━━━ STORED DATA

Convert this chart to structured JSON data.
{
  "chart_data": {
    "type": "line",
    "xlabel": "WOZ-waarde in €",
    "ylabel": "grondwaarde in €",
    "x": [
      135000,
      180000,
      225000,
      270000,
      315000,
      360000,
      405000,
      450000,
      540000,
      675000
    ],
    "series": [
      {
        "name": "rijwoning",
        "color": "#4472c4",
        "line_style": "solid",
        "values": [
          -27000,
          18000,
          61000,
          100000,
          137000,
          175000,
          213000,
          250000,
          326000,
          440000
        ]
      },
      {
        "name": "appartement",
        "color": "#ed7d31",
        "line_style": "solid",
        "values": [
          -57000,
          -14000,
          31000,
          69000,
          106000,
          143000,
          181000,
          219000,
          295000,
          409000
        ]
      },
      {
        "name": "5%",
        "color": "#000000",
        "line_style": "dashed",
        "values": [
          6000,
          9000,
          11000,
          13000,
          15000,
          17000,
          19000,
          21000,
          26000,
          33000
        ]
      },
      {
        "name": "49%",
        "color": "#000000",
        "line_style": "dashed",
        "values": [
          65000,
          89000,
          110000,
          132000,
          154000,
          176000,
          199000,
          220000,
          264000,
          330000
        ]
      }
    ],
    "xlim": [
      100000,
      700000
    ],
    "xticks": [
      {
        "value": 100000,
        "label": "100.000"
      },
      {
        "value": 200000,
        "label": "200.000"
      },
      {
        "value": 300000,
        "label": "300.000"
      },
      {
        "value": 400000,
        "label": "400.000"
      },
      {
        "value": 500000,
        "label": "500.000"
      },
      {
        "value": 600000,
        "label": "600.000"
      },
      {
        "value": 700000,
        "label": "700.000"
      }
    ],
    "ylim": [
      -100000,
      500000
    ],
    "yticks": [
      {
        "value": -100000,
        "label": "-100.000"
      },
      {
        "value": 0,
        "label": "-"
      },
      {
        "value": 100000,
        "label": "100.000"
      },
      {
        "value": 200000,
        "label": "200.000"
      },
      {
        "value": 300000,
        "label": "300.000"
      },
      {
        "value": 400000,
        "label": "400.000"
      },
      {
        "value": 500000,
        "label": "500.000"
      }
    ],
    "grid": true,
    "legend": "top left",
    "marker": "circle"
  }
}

━━━━━━

#### YOUR TASK
Quote all the records exactly, please, leaving none out.

#### RESPONSE
Convert this chart to structured JSON data.
{
  "chart_data": {
    "type": "line",
    "xlabel": "WOZ-waarde in €",
    "ylabel": "grondwaarde in €",
    "x": [
      135000,
      180000,
      225000,
      270000,
      315000,
      360000,
      405000,
      450000,
      540000,
      675000
    ],
    "series": [
      {
        "name": "rijwoning",
        "color": "#4472c4",
        "line_style": "solid",
        "values": [
          -27000,
          18000,
          61000,
          100000,
          137000,
          175000,
          213000,
          250000,
          326000,
          440000
        ]
      },
      {
        "name": "appartement",
        "color": "#ed7d31",
        "line_style": "solid",
        "values": [
          -57000,
          -14000,
          31000,
          69000,
          106000,
          143000,
          181000,
          219000,
          295000,
          409000
        ]
      },
      {
        "name": "5%",
        "color": "#000000",
        "line_style": "dashed",
        "values": [
          6000,
          9000,
          11000,
          13000,
          15000,
          17000,
          19000,
          21000,
          26000,
          33000
        ]
      },
      {
        "name": "49%",
        "color": "#000000",
        "line_style": "dashed",
        "values": [
          65000,
          89000,
          110000,
          132000,
          154000,
          176000,
          199000,
          220000,
          264000,
          330000
        ]
      }
    ],
    "xlim": [
      100000,
      700000
    ],
    "xticks": [
      {
        "value": 100000,
        "label": "100.000"
      },
      {
        "value": 200000,
        "label": "200.000"
      },
      {
        "value": 300000,
        "label": "300.000"
      },
      {
        "value": 400000,
        "label": "400.000"
      },
      {
        "value": 500000,
        "label": "500.000"
      },
      {
        "value": 600000,
        "label": "600.000"
      },
      {
        "value": 700000,
        "label": "700.000"
      }
    ],
    "ylim": [
      -100000,
      500000
    ],
    "yticks": [
      {
        "value": -100000,
        "label": "-100.000"
      },
      {
        "value": 0,
        "label": "-"
      },
      {
        "value": 100000,
        "label": "100.000"
      },
      {
        "value": 200000,
        "label": "200.000"
      },
      {
        "value": 300000,
        "label": "300.000"
      },
      {
        "value": 400000,
        "label": "400.000"
      },
      {
        "value": 500000,
        "label": "500.000"
      }
    ],
    "grid": true,
    "legend": "top left",
    "marker": "circle"
  }
}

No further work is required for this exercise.